Set problem:
Return all of the entries exactly as written.

■ ■ ■ ■ ■

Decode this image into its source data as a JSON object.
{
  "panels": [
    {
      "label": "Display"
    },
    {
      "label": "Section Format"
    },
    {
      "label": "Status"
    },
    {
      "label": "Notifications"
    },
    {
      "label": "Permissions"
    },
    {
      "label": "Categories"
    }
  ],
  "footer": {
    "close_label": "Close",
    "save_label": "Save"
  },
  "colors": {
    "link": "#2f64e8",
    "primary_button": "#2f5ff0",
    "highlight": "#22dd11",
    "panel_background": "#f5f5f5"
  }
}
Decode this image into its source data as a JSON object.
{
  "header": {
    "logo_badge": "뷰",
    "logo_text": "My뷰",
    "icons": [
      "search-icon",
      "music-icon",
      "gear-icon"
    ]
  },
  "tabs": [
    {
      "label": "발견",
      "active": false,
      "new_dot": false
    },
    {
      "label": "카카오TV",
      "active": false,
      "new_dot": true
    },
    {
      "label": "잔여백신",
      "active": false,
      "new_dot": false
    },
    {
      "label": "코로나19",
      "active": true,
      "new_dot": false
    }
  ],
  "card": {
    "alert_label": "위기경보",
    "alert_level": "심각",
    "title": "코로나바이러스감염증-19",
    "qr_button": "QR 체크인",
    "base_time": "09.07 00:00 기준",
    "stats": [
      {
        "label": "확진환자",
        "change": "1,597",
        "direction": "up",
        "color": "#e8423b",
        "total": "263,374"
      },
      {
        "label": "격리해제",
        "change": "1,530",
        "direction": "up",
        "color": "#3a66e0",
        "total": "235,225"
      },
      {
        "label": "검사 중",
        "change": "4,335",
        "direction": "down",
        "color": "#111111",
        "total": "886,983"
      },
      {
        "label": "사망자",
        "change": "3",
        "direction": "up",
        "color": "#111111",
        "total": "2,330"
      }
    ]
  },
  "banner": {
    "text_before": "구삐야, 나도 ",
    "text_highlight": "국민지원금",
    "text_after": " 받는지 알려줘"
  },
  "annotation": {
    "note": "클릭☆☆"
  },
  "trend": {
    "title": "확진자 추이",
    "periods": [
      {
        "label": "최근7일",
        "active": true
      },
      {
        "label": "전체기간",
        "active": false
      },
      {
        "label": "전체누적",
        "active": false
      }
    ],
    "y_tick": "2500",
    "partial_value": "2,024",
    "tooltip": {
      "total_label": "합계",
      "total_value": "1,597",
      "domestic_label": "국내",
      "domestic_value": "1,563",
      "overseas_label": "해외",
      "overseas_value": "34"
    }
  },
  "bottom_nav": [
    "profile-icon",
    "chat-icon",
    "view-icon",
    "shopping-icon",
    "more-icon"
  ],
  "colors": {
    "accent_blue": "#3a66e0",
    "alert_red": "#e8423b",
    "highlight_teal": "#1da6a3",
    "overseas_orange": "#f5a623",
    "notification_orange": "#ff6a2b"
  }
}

■ ■ ■ ■ ■

Task output:
Decode this image into its source data as a JSON object.
{
  "panels": [
    {
      "label": "Display"
    },
    {
      "label": "Section Format"
    },
    {
      "label": "Status"
    },
    {
      "label": "Notifications"
    },
    {
      "label": "Permissions"
    },
    {
      "label": "Categories"
    }
  ],
  "footer": {
    "close_label": "Close",
    "save_label": "Save"
  },
  "colors": {
    "link": "#2f64e8",
    "primary_button": "#2f5ff0",
    "highlight": "#22dd11",
    "panel_background": "#f5f5f5"
  }
}
Decode this image into its source data as a JSON object.
{
  "header": {
    "logo_badge": "뷰",
    "logo_text": "My뷰",
    "icons": [
      "search-icon",
      "music-icon",
      "gear-icon"
    ]
  },
  "tabs": [
    {
      "label": "발견",
      "active": false,
      "new_dot": false
    },
    {
      "label": "카카오TV",
      "active": false,
      "new_dot": true
    },
    {
      "label": "잔여백신",
      "active": false,
      "new_dot": false
    },
    {
      "label": "코로나19",
      "active": true,
      "new_dot": false
    }
  ],
  "card": {
    "alert_label": "위기경보",
    "alert_level": "심각",
    "title": "코로나바이러스감염증-19",
    "qr_button": "QR 체크인",
    "base_time": "09.07 00:00 기준",
    "stats": [
      {
        "label": "확진환자",
        "change": "1,597",
        "direction": "up",
        "color": "#e8423b",
        "total": "263,374"
      },
      {
        "label": "격리해제",
        "change": "1,530",
        "direction": "up",
        "color": "#3a66e0",
        "total": "235,225"
      },
      {
        "label": "검사 중",
        "change": "4,335",
        "direction": "down",
        "color": "#111111",
        "total": "886,983"
      },
      {
        "label": "사망자",
        "change": "3",
        "direction": "up",
        "color": "#111111",
        "total": "2,330"
      }
    ]
  },
  "banner": {
    "text_before": "구삐야, 나도 ",
    "text_highlight": "국민지원금",
    "text_after": " 받는지 알려줘"
  },
  "annotation": {
    "note": "클릭☆☆"
  },
  "trend": {
    "title": "확진자 추이",
    "periods": [
      {
        "label": "최근7일",
        "active": true
      },
      {
        "label": "전체기간",
        "active": false
      },
      {
        "label": "전체누적",
        "active": false
      }
    ],
    "y_tick": "2500",
    "partial_value": "2,024",
    "tooltip": {
      "total_label": "합계",
      "total_value": "1,597",
      "domestic_label": "국내",
      "domestic_value": "1,563",
      "overseas_label": "해외",
      "overseas_value": "34"
    }
  },
  "bottom_nav": [
    "profile-icon",
    "chat-icon",
    "view-icon",
    "shopping-icon",
    "more-icon"
  ],
  "colors": {
    "accent_blue": "#3a66e0",
    "alert_red": "#e8423b",
    "highlight_teal": "#1da6a3",
    "overseas_orange": "#f5a623",
    "notification_orange": "#ff6a2b"
  }
}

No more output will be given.